» Source:
- - - -

Financial Newsletter Sunshine Coast
Welcome to Unique Financial Partnerships, keeping you up to date with all financial planning, self managed superannuation funds, tax minimisation, life insurance, on the Sunshine Coast and around Australia.
The information in this newsletter is current at the time of printing. Contact us for updates.
With this in mind, let's take a closer look at what has been happening on these fronts recently, and consider what impacts this might have on your own financial strategy.
The sharemarket rollercoaster
It was August last year when the impact of the US housing crisis and related credit market shakeout began to be felt, and ever since that time the world's sharemarkets have endured what can only be described as a rollercoaster ride. Australia's index seemed to overcome the initial credit market impact and finished the year almost 12% higher. Then in January we saw the biggest one-day fall for several decades - 7.1% on January 22nd - and by the end of the month, the gains of 2007 had been wiped out.

- - - -

Source records

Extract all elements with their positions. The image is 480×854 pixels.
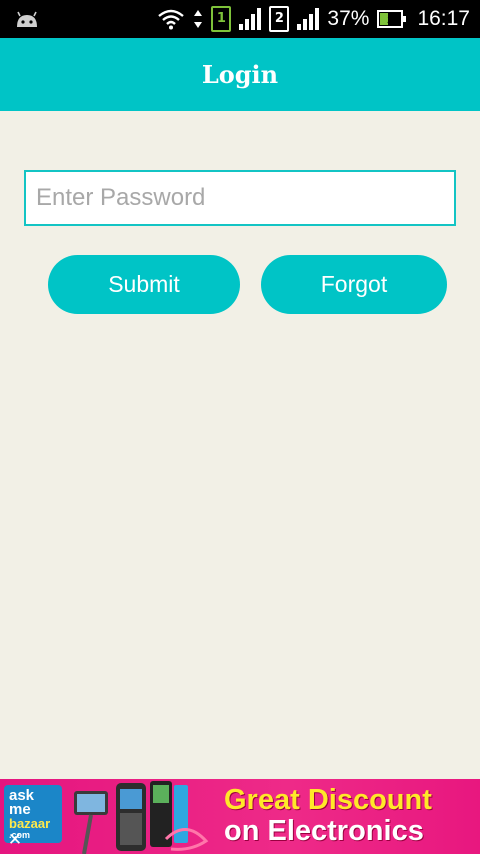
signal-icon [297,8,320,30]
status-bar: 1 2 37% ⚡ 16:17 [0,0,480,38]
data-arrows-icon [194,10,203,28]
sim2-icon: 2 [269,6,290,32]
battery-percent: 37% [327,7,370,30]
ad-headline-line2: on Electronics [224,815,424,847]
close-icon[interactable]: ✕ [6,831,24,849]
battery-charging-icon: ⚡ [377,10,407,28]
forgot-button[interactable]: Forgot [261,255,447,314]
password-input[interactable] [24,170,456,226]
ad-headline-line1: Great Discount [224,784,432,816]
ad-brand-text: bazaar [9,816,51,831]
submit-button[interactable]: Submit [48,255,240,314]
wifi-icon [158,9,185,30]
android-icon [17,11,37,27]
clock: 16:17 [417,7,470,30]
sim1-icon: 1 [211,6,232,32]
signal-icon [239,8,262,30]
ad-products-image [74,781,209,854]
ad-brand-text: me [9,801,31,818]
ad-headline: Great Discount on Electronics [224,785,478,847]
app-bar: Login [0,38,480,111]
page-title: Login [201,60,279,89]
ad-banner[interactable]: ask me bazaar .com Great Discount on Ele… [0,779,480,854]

- - - -

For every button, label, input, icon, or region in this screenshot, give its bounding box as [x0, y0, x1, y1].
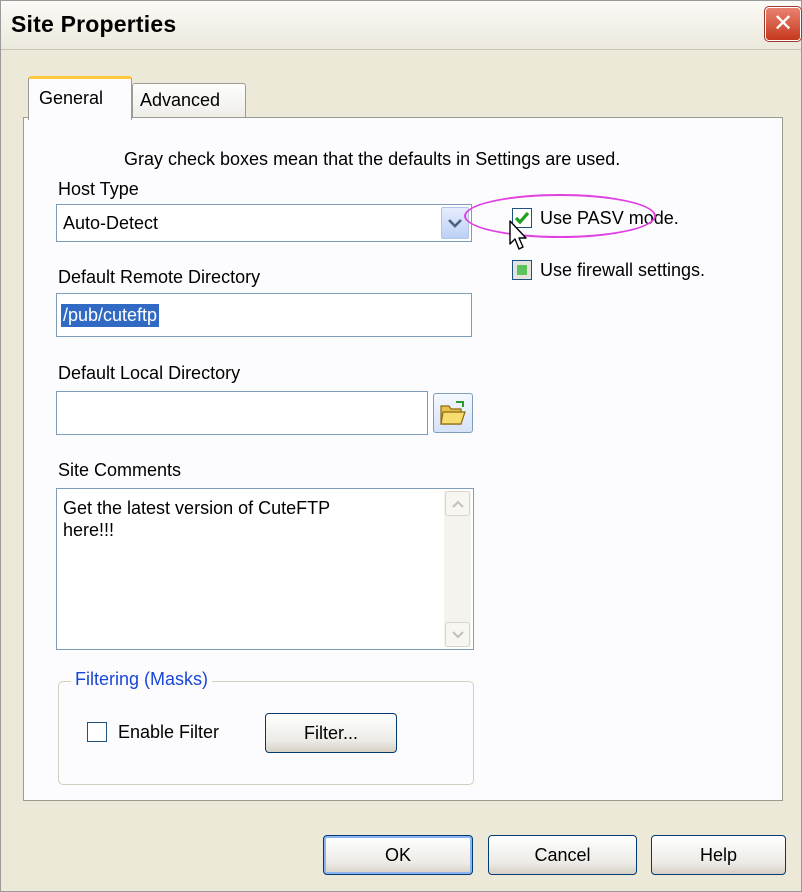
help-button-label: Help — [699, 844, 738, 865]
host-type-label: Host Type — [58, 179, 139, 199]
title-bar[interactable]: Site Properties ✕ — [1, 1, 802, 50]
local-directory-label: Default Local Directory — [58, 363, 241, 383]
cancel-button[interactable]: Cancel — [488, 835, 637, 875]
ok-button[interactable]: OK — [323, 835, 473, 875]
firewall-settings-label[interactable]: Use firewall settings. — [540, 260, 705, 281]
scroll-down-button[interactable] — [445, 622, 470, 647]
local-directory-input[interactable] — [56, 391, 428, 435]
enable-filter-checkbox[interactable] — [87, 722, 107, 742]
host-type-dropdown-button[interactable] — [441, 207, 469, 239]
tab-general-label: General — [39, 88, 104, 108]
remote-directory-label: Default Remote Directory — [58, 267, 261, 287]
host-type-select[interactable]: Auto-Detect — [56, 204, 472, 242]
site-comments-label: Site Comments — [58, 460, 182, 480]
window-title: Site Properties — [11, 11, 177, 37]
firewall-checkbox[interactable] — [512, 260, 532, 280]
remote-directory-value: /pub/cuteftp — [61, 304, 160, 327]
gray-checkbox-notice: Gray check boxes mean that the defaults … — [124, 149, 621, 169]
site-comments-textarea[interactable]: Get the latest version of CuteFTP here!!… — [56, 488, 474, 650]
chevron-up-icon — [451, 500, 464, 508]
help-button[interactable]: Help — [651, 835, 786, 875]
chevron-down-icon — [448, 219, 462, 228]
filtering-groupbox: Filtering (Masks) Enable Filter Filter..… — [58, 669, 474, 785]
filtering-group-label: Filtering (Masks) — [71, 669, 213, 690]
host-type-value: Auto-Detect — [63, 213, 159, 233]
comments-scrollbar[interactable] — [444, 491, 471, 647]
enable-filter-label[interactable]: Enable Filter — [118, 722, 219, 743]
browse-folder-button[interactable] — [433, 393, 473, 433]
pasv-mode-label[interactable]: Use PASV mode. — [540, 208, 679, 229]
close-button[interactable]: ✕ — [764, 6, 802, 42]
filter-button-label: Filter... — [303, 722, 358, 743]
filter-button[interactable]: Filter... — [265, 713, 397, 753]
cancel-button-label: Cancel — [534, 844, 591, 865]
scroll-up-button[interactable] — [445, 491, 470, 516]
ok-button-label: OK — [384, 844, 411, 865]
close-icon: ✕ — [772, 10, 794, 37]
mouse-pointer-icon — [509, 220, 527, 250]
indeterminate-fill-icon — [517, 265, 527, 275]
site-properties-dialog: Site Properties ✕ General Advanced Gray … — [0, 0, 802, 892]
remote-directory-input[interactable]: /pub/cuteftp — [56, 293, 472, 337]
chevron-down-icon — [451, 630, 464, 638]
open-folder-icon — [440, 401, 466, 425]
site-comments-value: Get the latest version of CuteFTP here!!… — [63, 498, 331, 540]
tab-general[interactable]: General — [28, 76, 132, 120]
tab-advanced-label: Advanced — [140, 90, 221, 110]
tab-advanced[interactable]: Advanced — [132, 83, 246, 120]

- - - -

» Tasks to complete:
A. List the financial areas that the newsletter's welcome says it keeps readers up to date with.
B. From the records, extract the stretch from the line containing "help-button-label: Help —" through the line containing "firewall-settings-label[interactable]: Use firewall", reproducing each line unchanged.
The newsletter and the records come from separate, unrelated sources.

» Exercise answers:
A.
financial planning
self managed superannuation funds
tax minimisation
life insurance

B.
help-button-label: Help — [699, 844, 738, 865]
host-type-label: Host Type — [58, 179, 139, 199]
title-bar[interactable]: Site Properties ✕ — [1, 1, 802, 50]
local-directory-label: Default Local Directory — [58, 363, 241, 383]
cancel-button[interactable]: Cancel — [488, 835, 637, 875]
ok-button[interactable]: OK — [323, 835, 473, 875]
firewall-settings-label[interactable]: Use firewall settings. — [540, 260, 705, 281]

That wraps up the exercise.